## Goal of the exercise
Your task is to restate the data word for word.

• • •

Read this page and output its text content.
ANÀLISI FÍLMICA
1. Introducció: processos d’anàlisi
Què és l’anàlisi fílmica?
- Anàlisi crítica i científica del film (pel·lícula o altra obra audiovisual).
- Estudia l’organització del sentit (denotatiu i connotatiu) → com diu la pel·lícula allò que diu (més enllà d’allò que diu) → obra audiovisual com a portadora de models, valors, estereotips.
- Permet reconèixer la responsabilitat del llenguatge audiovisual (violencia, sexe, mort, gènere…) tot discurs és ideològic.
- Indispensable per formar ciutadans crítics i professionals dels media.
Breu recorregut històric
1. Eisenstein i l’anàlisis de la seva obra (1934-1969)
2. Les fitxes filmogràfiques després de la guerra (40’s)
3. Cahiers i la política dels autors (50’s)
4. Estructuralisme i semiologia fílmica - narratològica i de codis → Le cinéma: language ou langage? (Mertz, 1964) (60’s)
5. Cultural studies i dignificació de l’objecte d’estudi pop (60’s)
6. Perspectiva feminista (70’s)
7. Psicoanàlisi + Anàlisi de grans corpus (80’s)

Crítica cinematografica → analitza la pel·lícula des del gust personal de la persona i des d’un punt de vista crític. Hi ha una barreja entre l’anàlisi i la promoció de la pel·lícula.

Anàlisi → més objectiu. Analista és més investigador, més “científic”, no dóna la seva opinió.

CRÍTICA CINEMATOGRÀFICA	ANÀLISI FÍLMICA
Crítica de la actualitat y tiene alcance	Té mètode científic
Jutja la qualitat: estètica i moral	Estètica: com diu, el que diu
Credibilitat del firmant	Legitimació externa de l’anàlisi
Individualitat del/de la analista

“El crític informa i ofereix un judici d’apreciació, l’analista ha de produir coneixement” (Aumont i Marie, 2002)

• • •

## Solution
Read this page and output its text content.
ANÀLISI FÍLMICA
1. Introducció: processos d’anàlisi
Què és l’anàlisi fílmica?
- Anàlisi crítica i científica del film (pel·lícula o altra obra audiovisual).
- Estudia l’organització del sentit (denotatiu i connotatiu) → com diu la pel·lícula allò que diu (més enllà d’allò que diu) → obra audiovisual com a portadora de models, valors, estereotips.
- Permet reconèixer la responsabilitat del llenguatge audiovisual (violencia, sexe, mort, gènere…) tot discurs és ideològic.
- Indispensable per formar ciutadans crítics i professionals dels media.
Breu recorregut històric
1. Eisenstein i l’anàlisis de la seva obra (1934-1969)
2. Les fitxes filmogràfiques després de la guerra (40’s)
3. Cahiers i la política dels autors (50’s)
4. Estructuralisme i semiologia fílmica - narratològica i de codis → Le cinéma: language ou langage? (Mertz, 1964) (60’s)
5. Cultural studies i dignificació de l’objecte d’estudi pop (60’s)
6. Perspectiva feminista (70’s)
7. Psicoanàlisi + Anàlisi de grans corpus (80’s)

Crítica cinematografica → analitza la pel·lícula des del gust personal de la persona i des d’un punt de vista crític. Hi ha una barreja entre l’anàlisi i la promoció de la pel·lícula.

Anàlisi → més objectiu. Analista és més investigador, més “científic”, no dóna la seva opinió.

CRÍTICA CINEMATOGRÀFICA	ANÀLISI FÍLMICA
Crítica de la actualitat y tiene alcance	Té mètode científic
Jutja la qualitat: estètica i moral	Estètica: com diu, el que diu
Credibilitat del firmant	Legitimació externa de l’anàlisi
Individualitat del/de la analista

“El crític informa i ofereix un judici d’apreciació, l’analista ha de produir coneixement” (Aumont i Marie, 2002)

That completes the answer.